PROMPT: Where a line holds "Февраль", copy it.

EXTRACTED DATA:

>> begin

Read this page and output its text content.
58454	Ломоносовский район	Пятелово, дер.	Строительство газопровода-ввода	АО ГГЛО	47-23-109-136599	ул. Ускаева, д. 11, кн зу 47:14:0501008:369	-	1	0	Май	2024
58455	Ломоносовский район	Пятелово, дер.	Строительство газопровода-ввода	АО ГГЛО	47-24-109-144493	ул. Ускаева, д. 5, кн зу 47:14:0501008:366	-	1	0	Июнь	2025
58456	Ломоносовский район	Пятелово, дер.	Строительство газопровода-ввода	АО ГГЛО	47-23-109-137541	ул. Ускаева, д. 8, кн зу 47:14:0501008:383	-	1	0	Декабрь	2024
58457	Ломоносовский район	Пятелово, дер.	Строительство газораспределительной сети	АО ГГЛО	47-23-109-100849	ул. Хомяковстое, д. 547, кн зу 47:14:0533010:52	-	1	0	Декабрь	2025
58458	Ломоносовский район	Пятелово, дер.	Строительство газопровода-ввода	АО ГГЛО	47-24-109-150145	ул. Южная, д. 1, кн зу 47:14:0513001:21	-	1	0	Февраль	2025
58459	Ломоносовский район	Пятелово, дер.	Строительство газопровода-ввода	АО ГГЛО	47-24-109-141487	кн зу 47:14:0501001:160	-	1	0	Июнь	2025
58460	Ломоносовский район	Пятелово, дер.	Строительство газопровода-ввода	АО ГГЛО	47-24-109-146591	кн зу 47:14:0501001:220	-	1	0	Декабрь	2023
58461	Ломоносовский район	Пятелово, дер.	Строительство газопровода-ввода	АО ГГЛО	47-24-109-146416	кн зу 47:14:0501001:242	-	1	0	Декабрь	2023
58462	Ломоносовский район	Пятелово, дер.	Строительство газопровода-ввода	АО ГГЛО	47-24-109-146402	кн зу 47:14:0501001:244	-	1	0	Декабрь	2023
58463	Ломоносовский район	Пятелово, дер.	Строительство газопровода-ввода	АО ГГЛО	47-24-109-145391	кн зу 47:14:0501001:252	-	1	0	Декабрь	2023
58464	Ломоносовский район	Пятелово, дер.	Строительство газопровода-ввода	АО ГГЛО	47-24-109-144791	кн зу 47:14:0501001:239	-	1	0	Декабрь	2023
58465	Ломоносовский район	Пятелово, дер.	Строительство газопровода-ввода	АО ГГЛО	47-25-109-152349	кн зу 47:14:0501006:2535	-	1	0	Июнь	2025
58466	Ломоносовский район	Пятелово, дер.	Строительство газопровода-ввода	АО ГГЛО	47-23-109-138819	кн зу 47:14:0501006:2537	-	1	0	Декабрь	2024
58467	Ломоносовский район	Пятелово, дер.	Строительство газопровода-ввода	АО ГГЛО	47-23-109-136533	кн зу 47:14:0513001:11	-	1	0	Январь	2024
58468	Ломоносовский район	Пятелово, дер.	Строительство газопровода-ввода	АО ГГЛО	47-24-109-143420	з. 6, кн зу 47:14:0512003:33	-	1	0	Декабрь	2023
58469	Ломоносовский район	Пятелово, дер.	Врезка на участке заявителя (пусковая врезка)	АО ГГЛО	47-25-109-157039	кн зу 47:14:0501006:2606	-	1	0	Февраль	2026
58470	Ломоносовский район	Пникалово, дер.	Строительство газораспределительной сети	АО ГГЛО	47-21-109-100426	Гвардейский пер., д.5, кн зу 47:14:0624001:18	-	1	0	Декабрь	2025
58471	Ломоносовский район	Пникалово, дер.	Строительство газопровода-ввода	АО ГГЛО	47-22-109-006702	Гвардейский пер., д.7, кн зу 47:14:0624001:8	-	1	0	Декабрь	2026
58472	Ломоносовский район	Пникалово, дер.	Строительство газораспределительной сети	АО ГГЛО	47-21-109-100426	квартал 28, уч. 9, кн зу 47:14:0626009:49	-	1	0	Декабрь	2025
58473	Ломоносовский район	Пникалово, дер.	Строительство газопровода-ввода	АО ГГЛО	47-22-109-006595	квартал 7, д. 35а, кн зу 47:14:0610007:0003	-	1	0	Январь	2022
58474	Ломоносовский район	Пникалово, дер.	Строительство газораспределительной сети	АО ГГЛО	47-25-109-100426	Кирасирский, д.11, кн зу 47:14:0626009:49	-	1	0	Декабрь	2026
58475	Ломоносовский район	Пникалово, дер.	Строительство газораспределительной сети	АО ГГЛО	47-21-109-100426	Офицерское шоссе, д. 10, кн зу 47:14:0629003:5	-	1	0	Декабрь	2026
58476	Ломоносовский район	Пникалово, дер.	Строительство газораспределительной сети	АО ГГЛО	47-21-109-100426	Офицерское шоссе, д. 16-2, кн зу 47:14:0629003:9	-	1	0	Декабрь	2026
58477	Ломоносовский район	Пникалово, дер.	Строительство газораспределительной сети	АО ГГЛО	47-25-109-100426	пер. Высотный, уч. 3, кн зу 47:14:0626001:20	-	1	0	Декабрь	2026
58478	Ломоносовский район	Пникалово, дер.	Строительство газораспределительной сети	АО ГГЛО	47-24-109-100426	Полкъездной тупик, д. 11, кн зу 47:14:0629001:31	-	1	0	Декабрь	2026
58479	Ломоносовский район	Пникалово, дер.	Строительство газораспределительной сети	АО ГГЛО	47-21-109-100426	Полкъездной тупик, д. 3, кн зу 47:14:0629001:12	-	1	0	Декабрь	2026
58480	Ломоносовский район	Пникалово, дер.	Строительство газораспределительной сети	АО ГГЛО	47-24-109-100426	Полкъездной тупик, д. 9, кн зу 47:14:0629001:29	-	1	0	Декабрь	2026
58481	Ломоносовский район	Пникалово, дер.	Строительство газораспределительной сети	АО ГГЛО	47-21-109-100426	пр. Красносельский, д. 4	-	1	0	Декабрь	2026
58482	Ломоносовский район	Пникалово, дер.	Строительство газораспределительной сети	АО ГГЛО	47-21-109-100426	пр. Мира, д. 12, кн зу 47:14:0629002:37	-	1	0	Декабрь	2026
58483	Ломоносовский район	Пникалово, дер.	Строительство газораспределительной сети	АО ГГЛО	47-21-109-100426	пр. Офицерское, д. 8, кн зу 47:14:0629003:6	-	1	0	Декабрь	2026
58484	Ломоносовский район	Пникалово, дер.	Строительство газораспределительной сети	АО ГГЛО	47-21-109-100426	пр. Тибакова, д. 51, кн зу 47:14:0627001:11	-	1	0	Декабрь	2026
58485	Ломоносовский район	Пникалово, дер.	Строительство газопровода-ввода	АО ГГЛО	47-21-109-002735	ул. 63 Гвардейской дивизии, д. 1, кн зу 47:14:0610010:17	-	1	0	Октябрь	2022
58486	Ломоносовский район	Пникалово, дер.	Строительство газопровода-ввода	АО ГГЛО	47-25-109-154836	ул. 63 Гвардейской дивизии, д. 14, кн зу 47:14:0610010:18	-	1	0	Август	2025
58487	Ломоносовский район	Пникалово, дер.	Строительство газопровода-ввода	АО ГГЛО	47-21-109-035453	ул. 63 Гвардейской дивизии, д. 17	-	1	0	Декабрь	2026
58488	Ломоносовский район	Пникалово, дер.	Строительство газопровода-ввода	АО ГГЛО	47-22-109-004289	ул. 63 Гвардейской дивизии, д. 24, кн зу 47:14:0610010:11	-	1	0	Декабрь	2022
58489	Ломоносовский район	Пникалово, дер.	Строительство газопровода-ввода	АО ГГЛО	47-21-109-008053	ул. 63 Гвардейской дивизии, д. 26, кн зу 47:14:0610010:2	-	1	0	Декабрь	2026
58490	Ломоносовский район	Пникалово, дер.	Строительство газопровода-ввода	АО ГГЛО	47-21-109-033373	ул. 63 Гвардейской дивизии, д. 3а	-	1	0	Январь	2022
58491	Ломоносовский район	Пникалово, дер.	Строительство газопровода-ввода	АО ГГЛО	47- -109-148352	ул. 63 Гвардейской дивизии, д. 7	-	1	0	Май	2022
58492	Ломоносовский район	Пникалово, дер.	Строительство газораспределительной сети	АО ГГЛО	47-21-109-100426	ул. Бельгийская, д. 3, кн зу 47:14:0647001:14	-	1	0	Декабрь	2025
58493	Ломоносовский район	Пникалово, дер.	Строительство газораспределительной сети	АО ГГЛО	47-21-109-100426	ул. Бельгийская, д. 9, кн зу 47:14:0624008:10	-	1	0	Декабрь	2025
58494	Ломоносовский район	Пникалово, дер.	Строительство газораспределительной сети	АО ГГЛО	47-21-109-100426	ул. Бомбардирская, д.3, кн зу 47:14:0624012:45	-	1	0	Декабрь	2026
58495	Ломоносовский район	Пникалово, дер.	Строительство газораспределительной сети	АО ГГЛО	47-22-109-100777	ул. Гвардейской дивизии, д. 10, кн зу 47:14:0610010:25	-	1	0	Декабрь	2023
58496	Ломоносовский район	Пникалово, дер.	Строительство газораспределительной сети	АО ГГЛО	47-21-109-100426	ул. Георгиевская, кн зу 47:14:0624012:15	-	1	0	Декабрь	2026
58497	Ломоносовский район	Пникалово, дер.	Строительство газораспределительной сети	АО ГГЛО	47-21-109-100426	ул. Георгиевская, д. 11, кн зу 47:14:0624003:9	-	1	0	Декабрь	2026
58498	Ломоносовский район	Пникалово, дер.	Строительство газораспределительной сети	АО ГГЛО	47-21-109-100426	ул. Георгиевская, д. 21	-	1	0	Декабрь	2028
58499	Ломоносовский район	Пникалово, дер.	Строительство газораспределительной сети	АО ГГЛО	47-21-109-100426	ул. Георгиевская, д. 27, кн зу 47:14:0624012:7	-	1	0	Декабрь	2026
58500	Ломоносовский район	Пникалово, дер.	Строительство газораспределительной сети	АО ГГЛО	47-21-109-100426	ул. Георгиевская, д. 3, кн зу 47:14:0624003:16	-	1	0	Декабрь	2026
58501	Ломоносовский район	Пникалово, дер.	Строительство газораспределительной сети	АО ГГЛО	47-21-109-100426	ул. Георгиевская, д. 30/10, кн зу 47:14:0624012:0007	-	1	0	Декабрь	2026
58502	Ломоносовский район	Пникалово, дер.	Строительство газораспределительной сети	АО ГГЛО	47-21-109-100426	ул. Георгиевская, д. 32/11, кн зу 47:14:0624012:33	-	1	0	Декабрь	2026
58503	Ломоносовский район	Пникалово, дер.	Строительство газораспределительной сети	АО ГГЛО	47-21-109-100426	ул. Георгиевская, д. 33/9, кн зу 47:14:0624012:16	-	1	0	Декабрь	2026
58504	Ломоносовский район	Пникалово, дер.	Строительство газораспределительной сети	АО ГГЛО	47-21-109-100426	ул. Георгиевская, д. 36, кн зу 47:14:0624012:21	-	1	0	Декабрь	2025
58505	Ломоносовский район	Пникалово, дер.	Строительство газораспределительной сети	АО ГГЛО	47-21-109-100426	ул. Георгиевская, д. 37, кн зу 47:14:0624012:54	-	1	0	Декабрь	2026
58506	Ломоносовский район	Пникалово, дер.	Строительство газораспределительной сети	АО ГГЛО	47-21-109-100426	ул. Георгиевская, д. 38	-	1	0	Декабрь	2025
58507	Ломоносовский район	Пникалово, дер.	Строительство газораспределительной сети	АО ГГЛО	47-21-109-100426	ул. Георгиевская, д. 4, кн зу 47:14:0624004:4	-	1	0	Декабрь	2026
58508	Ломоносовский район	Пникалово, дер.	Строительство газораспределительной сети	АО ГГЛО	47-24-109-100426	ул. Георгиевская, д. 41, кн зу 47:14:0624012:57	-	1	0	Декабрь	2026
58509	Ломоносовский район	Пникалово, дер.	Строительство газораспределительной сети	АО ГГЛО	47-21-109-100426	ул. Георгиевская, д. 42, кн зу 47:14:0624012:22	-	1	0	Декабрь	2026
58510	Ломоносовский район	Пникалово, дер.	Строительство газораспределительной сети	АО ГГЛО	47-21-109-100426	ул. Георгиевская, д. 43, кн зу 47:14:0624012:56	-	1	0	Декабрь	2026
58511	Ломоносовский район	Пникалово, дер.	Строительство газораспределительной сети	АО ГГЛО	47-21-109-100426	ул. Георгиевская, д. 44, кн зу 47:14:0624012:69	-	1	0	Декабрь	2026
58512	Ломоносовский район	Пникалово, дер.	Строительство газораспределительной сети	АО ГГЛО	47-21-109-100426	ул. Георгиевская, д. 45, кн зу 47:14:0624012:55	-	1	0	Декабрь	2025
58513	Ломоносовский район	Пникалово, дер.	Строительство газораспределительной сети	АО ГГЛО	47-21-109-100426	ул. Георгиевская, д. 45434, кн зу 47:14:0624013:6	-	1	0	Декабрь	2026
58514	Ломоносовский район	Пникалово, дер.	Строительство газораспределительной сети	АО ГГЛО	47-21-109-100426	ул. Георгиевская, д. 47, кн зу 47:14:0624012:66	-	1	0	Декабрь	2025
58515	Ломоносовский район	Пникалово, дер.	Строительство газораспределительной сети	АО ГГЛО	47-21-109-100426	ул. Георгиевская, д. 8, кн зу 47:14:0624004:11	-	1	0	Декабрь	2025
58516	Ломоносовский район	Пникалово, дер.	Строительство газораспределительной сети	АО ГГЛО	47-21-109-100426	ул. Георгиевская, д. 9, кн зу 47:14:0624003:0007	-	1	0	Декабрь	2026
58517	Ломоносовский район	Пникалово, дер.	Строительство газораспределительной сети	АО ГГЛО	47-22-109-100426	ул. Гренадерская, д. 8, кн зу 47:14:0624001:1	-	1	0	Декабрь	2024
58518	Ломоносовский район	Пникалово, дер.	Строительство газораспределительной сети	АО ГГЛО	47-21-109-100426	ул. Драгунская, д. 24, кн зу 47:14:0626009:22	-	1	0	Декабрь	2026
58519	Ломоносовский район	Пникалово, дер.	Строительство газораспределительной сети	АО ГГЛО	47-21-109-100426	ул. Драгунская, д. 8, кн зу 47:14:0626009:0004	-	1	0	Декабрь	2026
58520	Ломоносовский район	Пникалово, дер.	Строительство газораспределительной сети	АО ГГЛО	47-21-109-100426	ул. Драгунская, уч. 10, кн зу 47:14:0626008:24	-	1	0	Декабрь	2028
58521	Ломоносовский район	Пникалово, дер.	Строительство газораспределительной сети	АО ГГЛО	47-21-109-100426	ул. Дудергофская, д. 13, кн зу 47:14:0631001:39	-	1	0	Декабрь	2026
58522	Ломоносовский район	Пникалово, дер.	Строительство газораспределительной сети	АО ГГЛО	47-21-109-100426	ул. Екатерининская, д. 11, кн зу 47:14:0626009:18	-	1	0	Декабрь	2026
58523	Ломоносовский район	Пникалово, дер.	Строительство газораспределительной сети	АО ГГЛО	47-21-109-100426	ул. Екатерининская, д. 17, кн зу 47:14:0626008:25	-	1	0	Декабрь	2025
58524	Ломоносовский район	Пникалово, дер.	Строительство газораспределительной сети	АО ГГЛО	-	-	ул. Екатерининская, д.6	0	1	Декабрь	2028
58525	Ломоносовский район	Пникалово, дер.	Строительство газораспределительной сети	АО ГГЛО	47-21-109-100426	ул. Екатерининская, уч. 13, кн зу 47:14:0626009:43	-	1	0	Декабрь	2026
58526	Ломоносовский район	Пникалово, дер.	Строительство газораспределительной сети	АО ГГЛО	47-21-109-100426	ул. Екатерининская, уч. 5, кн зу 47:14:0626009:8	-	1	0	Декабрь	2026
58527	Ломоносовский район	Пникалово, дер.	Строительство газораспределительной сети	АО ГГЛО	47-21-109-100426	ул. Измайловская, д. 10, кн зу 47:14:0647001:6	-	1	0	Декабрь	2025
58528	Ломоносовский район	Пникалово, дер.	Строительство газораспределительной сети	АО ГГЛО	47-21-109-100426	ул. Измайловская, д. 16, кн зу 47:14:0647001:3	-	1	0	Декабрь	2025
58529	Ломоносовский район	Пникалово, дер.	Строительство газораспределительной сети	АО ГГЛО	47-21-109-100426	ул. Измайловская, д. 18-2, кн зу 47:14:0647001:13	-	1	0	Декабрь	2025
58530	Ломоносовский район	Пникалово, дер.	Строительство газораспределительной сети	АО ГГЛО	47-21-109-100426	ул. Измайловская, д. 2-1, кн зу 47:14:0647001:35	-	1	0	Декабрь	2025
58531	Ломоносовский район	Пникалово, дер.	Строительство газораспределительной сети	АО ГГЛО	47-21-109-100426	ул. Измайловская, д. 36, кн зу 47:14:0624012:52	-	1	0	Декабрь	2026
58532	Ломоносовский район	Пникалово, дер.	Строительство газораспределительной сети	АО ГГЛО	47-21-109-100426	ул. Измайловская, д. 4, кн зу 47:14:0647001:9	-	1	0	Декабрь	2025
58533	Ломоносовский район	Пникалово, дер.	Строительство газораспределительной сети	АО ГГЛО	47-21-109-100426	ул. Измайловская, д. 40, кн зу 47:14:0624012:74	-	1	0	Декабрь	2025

>> end

TASK RESULT:
58458	Ломоносовский район	Пятелово, дер.	Строительство газопровода-ввода	АО ГГЛО	47-24-109-150145	ул. Южная, д. 1, кн зу 47:14:0513001:21	-	1	0	Февраль	2025
58469	Ломоносовский район	Пятелово, дер.	Врезка на участке заявителя (пусковая врезка)	АО ГГЛО	47-25-109-157039	кн зу 47:14:0501006:2606	-	1	0	Февраль	2026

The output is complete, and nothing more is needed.